Output all of the data below exactly as given.

* Task input
— START —
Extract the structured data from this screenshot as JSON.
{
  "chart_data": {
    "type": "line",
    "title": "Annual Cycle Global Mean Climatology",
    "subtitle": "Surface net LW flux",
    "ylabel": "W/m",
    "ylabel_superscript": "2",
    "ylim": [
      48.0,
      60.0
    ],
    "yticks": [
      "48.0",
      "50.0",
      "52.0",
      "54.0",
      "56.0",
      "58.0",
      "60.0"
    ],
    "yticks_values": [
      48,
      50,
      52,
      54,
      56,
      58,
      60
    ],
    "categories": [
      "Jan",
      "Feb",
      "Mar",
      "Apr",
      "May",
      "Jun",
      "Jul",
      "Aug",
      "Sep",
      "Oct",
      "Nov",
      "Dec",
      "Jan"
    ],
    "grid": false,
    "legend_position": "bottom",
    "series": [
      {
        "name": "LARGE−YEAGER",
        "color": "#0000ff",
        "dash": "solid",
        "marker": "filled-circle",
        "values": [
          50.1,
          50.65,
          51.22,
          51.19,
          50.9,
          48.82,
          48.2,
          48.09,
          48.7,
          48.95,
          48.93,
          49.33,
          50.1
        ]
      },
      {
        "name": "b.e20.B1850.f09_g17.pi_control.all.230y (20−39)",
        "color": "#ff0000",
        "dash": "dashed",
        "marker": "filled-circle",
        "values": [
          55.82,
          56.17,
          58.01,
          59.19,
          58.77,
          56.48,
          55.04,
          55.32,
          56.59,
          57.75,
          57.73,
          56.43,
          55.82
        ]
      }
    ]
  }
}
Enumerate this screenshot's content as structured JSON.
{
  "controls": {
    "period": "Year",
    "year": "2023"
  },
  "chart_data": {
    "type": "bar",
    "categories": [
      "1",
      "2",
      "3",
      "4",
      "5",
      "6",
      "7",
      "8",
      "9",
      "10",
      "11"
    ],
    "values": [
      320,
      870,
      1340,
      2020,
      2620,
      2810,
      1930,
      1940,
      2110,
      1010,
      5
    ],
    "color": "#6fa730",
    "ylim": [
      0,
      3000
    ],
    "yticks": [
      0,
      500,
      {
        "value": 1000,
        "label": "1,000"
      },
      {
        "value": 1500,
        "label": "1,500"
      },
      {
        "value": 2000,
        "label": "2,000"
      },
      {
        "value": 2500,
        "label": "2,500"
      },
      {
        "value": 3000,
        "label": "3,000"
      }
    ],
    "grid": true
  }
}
— END —
* Exercise answer
Extract the structured data from this screenshot as JSON.
{
  "chart_data": {
    "type": "line",
    "title": "Annual Cycle Global Mean Climatology",
    "subtitle": "Surface net LW flux",
    "ylabel": "W/m",
    "ylabel_superscript": "2",
    "ylim": [
      48.0,
      60.0
    ],
    "yticks": [
      "48.0",
      "50.0",
      "52.0",
      "54.0",
      "56.0",
      "58.0",
      "60.0"
    ],
    "yticks_values": [
      48,
      50,
      52,
      54,
      56,
      58,
      60
    ],
    "categories": [
      "Jan",
      "Feb",
      "Mar",
      "Apr",
      "May",
      "Jun",
      "Jul",
      "Aug",
      "Sep",
      "Oct",
      "Nov",
      "Dec",
      "Jan"
    ],
    "grid": false,
    "legend_position": "bottom",
    "series": [
      {
        "name": "LARGE−YEAGER",
        "color": "#0000ff",
        "dash": "solid",
        "marker": "filled-circle",
        "values": [
          50.1,
          50.65,
          51.22,
          51.19,
          50.9,
          48.82,
          48.2,
          48.09,
          48.7,
          48.95,
          48.93,
          49.33,
          50.1
        ]
      },
      {
        "name": "b.e20.B1850.f09_g17.pi_control.all.230y (20−39)",
        "color": "#ff0000",
        "dash": "dashed",
        "marker": "filled-circle",
        "values": [
          55.82,
          56.17,
          58.01,
          59.19,
          58.77,
          56.48,
          55.04,
          55.32,
          56.59,
          57.75,
          57.73,
          56.43,
          55.82
        ]
      }
    ]
  }
}
Enumerate this screenshot's content as structured JSON.
{
  "controls": {
    "period": "Year",
    "year": "2023"
  },
  "chart_data": {
    "type": "bar",
    "categories": [
      "1",
      "2",
      "3",
      "4",
      "5",
      "6",
      "7",
      "8",
      "9",
      "10",
      "11"
    ],
    "values": [
      320,
      870,
      1340,
      2020,
      2620,
      2810,
      1930,
      1940,
      2110,
      1010,
      5
    ],
    "color": "#6fa730",
    "ylim": [
      0,
      3000
    ],
    "yticks": [
      0,
      500,
      {
        "value": 1000,
        "label": "1,000"
      },
      {
        "value": 1500,
        "label": "1,500"
      },
      {
        "value": 2000,
        "label": "2,000"
      },
      {
        "value": 2500,
        "label": "2,500"
      },
      {
        "value": 3000,
        "label": "3,000"
      }
    ],
    "grid": true
  }
}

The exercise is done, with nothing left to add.